• Data for this exercise:
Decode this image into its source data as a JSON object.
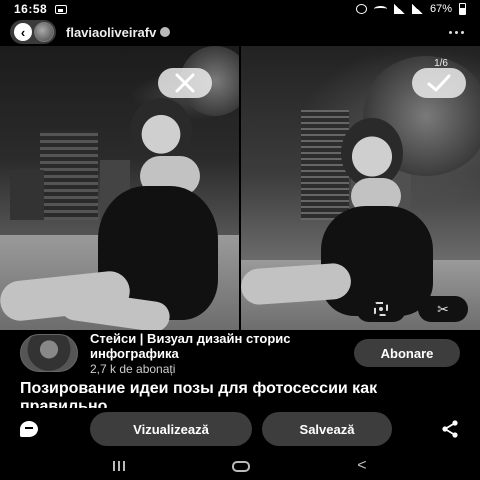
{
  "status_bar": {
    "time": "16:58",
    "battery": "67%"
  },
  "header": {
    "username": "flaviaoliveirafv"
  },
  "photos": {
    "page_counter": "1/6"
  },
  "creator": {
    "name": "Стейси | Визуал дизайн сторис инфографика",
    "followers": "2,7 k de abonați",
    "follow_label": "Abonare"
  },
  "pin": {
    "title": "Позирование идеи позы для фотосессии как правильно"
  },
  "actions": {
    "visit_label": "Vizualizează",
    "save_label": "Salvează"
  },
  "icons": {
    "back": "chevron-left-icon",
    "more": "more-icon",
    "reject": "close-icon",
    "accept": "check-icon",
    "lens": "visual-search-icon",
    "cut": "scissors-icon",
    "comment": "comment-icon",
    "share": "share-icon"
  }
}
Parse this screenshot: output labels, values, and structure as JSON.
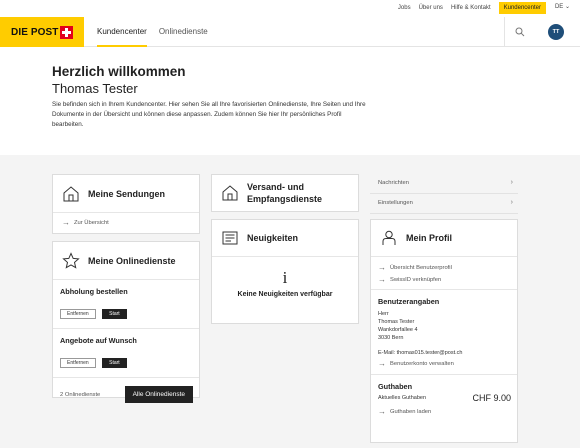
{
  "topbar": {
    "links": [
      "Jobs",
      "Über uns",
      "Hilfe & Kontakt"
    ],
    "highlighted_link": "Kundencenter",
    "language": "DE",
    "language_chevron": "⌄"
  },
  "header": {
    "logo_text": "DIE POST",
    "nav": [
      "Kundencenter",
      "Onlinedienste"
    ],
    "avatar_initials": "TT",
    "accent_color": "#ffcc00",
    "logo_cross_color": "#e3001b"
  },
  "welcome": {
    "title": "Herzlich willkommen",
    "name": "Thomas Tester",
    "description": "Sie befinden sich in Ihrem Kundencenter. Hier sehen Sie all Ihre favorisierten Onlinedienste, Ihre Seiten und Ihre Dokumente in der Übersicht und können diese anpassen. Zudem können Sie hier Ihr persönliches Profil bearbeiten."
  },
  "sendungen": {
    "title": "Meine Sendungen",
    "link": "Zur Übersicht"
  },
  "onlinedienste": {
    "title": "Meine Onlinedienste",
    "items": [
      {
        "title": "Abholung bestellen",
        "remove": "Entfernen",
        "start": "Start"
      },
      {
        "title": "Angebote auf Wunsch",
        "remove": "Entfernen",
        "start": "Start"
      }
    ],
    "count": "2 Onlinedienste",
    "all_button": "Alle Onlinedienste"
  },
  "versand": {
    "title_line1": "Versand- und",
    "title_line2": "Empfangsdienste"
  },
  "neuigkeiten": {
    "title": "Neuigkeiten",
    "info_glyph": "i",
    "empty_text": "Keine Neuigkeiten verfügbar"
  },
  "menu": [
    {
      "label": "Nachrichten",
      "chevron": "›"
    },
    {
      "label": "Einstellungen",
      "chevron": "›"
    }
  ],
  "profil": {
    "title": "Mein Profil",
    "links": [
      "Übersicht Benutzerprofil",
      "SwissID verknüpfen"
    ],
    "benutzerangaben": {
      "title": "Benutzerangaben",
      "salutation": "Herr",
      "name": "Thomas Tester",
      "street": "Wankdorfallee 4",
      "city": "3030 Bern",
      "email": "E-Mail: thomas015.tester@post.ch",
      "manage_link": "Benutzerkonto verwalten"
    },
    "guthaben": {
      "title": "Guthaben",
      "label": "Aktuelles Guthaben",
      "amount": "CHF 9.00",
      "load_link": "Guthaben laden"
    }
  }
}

• Problem details:
Except for the pictures, print the data above exactly.

• Full output:
Decode this image into its source data as a JSON object.
{
  "status_bar": {
    "time": "16:58",
    "battery": "67%"
  },
  "header": {
    "username": "flaviaoliveirafv"
  },
  "photos": {
    "page_counter": "1/6"
  },
  "creator": {
    "name": "Стейси | Визуал дизайн сторис инфографика",
    "followers": "2,7 k de abonați",
    "follow_label": "Abonare"
  },
  "pin": {
    "title": "Позирование идеи позы для фотосессии как правильно"
  },
  "actions": {
    "visit_label": "Vizualizează",
    "save_label": "Salvează"
  },
  "icons": {
    "back": "chevron-left-icon",
    "more": "more-icon",
    "reject": "close-icon",
    "accept": "check-icon",
    "lens": "visual-search-icon",
    "cut": "scissors-icon",
    "comment": "comment-icon",
    "share": "share-icon"
  }
}
Parse this screenshot: output labels, values, and structure as JSON.
{
  "topbar": {
    "links": [
      "Jobs",
      "Über uns",
      "Hilfe & Kontakt"
    ],
    "highlighted_link": "Kundencenter",
    "language": "DE",
    "language_chevron": "⌄"
  },
  "header": {
    "logo_text": "DIE POST",
    "nav": [
      "Kundencenter",
      "Onlinedienste"
    ],
    "avatar_initials": "TT",
    "accent_color": "#ffcc00",
    "logo_cross_color": "#e3001b"
  },
  "welcome": {
    "title": "Herzlich willkommen",
    "name": "Thomas Tester",
    "description": "Sie befinden sich in Ihrem Kundencenter. Hier sehen Sie all Ihre favorisierten Onlinedienste, Ihre Seiten und Ihre Dokumente in der Übersicht und können diese anpassen. Zudem können Sie hier Ihr persönliches Profil bearbeiten."
  },
  "sendungen": {
    "title": "Meine Sendungen",
    "link": "Zur Übersicht"
  },
  "onlinedienste": {
    "title": "Meine Onlinedienste",
    "items": [
      {
        "title": "Abholung bestellen",
        "remove": "Entfernen",
        "start": "Start"
      },
      {
        "title": "Angebote auf Wunsch",
        "remove": "Entfernen",
        "start": "Start"
      }
    ],
    "count": "2 Onlinedienste",
    "all_button": "Alle Onlinedienste"
  },
  "versand": {
    "title_line1": "Versand- und",
    "title_line2": "Empfangsdienste"
  },
  "neuigkeiten": {
    "title": "Neuigkeiten",
    "info_glyph": "i",
    "empty_text": "Keine Neuigkeiten verfügbar"
  },
  "menu": [
    {
      "label": "Nachrichten",
      "chevron": "›"
    },
    {
      "label": "Einstellungen",
      "chevron": "›"
    }
  ],
  "profil": {
    "title": "Mein Profil",
    "links": [
      "Übersicht Benutzerprofil",
      "SwissID verknüpfen"
    ],
    "benutzerangaben": {
      "title": "Benutzerangaben",
      "salutation": "Herr",
      "name": "Thomas Tester",
      "street": "Wankdorfallee 4",
      "city": "3030 Bern",
      "email": "E-Mail: thomas015.tester@post.ch",
      "manage_link": "Benutzerkonto verwalten"
    },
    "guthaben": {
      "title": "Guthaben",
      "label": "Aktuelles Guthaben",
      "amount": "CHF 9.00",
      "load_link": "Guthaben laden"
    }
  }
}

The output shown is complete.